**OBJECTIVE**
Copy out each line featuring the string "Started" from the entries beneath.

**MATERIAL SUPPLIED**

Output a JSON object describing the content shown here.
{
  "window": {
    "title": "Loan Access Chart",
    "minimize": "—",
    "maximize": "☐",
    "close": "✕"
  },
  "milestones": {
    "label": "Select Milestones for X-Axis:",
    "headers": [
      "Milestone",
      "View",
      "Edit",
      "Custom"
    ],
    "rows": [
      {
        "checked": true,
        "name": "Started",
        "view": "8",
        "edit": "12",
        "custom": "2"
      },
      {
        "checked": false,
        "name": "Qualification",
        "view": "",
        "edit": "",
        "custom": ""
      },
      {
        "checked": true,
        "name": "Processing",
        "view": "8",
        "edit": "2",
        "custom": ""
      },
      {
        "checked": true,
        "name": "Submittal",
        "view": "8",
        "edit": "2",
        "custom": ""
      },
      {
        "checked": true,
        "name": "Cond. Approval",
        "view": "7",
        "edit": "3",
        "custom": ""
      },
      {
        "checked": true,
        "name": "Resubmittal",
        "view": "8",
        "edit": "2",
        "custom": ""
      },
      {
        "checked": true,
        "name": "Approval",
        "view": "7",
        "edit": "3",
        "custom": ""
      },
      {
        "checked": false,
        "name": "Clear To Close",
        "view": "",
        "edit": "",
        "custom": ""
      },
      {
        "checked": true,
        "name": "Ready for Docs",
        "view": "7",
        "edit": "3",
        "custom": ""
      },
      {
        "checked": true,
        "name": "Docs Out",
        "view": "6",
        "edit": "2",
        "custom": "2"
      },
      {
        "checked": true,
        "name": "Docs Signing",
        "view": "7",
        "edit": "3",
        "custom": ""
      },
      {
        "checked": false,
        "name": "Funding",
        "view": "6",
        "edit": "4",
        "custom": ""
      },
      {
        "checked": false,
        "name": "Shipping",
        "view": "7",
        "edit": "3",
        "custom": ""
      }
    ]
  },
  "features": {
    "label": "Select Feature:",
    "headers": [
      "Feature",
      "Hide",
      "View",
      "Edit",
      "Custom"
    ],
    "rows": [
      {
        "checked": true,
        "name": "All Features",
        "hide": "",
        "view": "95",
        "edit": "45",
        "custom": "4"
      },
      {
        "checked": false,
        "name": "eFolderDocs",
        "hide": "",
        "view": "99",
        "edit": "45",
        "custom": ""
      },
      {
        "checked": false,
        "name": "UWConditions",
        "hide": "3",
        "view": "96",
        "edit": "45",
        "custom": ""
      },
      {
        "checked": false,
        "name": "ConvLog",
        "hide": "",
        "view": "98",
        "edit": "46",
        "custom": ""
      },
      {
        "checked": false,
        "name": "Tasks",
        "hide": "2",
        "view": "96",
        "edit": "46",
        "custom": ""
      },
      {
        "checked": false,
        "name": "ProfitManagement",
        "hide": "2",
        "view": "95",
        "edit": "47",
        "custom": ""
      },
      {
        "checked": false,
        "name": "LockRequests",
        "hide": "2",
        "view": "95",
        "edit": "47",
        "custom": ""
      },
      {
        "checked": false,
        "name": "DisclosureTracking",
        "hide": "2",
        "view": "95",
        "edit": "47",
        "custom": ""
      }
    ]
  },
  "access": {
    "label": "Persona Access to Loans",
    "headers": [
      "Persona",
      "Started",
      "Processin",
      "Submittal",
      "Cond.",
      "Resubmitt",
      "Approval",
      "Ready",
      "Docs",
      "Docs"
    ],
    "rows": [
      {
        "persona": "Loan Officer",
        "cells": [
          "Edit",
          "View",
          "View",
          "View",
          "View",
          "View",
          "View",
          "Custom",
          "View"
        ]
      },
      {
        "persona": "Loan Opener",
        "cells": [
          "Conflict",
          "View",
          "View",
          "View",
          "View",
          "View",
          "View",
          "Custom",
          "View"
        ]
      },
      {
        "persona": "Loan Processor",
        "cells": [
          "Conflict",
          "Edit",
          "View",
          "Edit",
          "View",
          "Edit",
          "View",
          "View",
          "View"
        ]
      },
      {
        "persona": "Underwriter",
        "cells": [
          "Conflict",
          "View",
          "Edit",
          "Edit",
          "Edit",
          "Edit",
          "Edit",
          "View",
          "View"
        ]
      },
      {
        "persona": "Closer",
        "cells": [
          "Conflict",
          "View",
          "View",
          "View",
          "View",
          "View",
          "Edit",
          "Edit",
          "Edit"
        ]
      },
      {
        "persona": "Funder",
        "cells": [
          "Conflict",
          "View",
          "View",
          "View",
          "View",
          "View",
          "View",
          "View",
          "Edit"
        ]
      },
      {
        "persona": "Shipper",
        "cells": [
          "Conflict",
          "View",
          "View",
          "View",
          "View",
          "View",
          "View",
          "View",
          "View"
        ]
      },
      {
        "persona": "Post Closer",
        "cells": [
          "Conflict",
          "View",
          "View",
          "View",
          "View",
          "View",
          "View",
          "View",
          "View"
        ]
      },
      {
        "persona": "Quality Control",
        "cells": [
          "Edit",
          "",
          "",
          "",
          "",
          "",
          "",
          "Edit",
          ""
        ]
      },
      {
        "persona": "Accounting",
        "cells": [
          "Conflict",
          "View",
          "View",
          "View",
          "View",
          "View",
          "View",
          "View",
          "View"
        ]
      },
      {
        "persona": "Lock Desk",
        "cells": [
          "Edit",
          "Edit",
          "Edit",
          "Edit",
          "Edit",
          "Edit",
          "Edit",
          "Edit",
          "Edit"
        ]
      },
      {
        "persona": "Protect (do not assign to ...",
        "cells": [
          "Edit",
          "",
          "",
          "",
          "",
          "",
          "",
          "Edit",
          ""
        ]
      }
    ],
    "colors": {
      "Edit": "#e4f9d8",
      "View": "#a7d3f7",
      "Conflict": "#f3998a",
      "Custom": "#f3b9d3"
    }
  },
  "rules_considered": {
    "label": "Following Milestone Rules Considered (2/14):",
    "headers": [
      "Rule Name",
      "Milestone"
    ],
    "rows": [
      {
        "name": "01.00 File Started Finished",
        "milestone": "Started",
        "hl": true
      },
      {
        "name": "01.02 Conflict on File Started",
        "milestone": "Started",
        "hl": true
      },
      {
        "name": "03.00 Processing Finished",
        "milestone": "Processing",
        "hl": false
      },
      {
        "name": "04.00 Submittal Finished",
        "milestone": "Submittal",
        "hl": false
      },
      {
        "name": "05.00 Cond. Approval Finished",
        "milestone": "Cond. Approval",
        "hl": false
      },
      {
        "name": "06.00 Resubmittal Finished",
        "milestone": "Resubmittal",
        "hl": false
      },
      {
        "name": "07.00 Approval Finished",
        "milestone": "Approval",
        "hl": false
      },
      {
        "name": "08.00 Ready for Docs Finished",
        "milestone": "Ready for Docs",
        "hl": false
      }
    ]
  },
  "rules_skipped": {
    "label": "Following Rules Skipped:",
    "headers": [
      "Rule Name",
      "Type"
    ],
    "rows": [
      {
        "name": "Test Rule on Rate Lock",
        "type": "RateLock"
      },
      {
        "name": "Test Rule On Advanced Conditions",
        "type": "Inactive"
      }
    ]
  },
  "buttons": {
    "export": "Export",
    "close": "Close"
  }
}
==
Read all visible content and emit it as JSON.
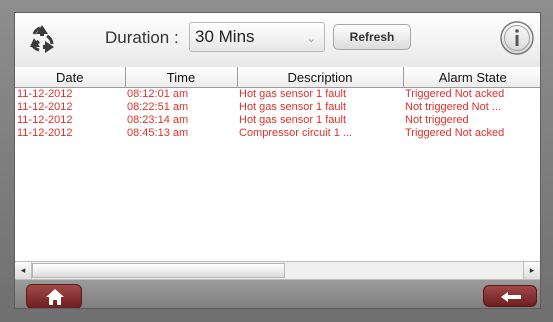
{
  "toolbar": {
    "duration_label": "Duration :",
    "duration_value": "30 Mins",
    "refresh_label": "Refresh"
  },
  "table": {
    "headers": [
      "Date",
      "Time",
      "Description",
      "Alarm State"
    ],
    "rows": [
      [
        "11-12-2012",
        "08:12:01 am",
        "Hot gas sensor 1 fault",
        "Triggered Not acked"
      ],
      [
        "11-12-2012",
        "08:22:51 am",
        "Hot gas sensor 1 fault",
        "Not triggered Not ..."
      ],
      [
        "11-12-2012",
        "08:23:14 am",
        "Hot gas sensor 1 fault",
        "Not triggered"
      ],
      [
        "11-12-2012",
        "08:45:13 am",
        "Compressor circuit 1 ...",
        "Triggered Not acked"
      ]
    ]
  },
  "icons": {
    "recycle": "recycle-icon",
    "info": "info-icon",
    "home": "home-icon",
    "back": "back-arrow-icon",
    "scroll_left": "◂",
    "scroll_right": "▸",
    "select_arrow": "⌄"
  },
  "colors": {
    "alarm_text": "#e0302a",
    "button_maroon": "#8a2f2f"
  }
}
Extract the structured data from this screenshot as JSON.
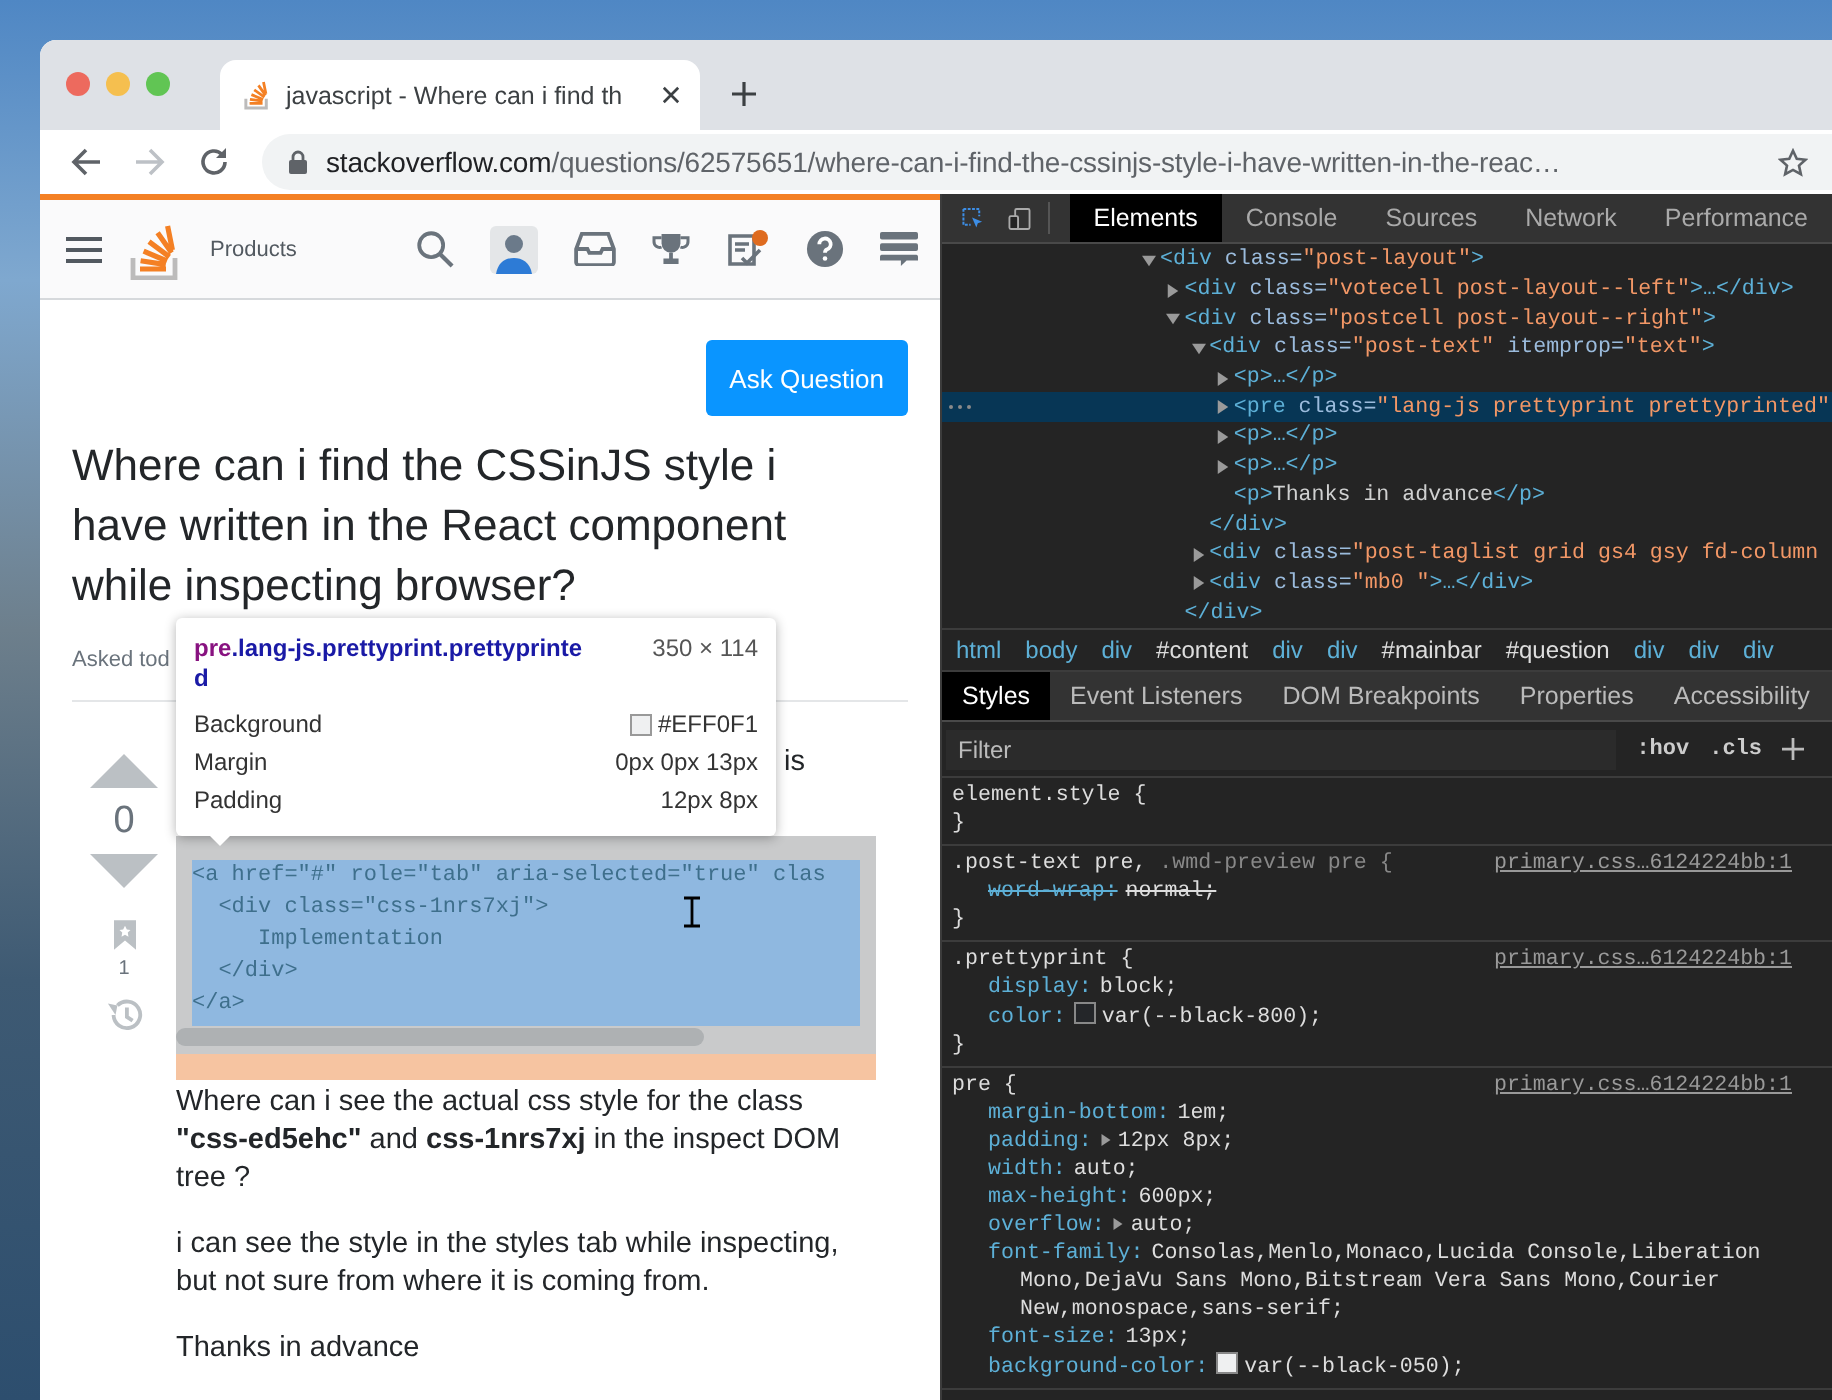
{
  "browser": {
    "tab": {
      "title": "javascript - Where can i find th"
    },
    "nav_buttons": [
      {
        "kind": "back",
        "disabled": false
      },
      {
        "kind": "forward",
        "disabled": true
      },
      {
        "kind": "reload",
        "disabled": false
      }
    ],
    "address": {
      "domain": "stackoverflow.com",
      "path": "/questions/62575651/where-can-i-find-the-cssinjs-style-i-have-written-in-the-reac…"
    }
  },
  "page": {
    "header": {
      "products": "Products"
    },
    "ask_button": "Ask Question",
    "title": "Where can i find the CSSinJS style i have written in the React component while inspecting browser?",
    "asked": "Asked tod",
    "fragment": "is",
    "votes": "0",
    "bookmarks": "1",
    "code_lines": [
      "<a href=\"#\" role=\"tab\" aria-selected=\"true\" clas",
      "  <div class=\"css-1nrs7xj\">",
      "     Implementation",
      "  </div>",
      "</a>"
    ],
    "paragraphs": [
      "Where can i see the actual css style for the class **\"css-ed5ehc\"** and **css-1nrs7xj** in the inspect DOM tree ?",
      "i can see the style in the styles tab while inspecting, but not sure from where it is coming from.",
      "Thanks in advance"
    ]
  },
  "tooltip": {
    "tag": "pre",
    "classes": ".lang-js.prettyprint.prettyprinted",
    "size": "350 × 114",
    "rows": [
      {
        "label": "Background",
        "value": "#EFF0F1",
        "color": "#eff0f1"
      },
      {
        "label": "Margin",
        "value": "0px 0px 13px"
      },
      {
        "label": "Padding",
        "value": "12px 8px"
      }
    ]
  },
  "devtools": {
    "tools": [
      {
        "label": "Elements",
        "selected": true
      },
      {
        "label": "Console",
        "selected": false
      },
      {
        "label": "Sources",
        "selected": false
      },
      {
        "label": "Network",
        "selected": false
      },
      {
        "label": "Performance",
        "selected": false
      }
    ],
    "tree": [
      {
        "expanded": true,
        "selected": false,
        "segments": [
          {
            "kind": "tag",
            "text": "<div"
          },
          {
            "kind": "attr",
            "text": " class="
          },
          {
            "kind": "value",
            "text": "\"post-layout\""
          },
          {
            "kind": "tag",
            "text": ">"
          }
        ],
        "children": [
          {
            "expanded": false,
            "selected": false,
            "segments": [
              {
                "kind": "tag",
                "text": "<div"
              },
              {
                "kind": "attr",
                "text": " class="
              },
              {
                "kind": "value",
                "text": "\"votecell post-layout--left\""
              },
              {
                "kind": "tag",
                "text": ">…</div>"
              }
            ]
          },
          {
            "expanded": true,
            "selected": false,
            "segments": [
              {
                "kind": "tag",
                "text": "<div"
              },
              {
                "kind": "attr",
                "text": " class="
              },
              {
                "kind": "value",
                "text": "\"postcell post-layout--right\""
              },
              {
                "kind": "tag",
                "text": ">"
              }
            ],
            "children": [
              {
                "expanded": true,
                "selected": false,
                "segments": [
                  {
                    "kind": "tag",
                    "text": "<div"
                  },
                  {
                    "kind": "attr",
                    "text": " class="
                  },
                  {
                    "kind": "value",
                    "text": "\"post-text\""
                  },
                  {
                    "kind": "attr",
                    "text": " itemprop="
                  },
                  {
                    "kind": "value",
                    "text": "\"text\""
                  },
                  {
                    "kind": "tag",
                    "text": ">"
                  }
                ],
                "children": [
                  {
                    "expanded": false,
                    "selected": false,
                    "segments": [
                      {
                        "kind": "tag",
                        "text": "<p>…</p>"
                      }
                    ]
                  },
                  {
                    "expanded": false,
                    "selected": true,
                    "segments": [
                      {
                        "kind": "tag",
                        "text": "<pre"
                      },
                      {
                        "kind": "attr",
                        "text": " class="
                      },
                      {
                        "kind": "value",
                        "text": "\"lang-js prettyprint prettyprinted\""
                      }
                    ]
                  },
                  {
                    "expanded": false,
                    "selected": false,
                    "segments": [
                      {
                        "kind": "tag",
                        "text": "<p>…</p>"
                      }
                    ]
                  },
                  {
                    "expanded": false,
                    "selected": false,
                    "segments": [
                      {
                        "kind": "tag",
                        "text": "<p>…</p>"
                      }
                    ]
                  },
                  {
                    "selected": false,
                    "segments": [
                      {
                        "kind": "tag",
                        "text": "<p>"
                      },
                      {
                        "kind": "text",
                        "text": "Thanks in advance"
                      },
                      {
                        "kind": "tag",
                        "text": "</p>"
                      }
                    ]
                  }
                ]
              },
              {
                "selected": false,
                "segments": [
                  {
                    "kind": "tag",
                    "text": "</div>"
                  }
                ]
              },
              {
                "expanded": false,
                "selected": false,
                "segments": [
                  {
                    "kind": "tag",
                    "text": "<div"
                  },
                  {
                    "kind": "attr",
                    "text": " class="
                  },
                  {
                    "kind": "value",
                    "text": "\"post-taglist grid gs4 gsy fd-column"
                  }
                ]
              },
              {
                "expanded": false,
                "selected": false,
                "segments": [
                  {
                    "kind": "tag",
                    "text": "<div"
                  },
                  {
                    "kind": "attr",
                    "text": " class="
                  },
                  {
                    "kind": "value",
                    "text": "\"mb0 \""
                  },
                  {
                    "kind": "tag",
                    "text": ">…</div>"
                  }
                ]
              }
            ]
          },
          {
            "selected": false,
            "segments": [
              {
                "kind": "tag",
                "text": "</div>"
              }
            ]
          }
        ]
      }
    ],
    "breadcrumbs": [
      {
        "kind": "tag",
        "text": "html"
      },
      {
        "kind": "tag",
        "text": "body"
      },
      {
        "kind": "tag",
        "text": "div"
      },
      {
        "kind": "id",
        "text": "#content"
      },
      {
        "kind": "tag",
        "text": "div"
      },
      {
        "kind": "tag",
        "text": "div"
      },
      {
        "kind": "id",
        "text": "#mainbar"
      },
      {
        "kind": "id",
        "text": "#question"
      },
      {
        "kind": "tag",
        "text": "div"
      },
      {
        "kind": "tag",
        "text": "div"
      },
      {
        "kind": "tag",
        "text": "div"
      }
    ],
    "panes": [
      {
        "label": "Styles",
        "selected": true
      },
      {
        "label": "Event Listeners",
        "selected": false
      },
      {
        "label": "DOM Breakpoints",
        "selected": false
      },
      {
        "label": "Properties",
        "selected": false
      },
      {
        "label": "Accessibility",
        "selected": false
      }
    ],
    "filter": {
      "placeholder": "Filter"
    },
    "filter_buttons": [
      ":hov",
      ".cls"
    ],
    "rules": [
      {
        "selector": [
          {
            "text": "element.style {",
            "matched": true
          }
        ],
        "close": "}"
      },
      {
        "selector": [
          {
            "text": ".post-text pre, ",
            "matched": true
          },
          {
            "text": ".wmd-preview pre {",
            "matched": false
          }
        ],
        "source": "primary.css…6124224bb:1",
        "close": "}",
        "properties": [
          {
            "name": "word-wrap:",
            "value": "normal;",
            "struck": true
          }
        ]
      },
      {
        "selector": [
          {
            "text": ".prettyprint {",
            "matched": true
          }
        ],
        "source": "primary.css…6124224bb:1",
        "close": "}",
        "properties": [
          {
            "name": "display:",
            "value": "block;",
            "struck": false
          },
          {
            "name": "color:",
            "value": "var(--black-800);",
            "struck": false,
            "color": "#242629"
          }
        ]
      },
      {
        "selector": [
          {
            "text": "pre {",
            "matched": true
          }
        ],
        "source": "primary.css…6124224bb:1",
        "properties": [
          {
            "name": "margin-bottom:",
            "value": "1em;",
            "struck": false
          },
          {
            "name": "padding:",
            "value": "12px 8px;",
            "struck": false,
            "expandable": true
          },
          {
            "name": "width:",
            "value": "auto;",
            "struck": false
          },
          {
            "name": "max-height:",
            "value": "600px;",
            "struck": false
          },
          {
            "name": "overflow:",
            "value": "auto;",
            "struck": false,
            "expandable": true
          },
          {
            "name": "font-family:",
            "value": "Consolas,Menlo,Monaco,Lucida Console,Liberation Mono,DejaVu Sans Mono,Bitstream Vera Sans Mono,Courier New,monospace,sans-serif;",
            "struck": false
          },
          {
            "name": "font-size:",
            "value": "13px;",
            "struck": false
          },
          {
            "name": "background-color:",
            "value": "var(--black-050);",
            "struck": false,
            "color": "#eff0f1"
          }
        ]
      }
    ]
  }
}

**WRITTEN SOLUTION**
        "name": "Started",
      "Started",
        "name": "01.00 File Started Finished",
        "milestone": "Started",
        "name": "01.02 Conflict on File Started",
        "milestone": "Started",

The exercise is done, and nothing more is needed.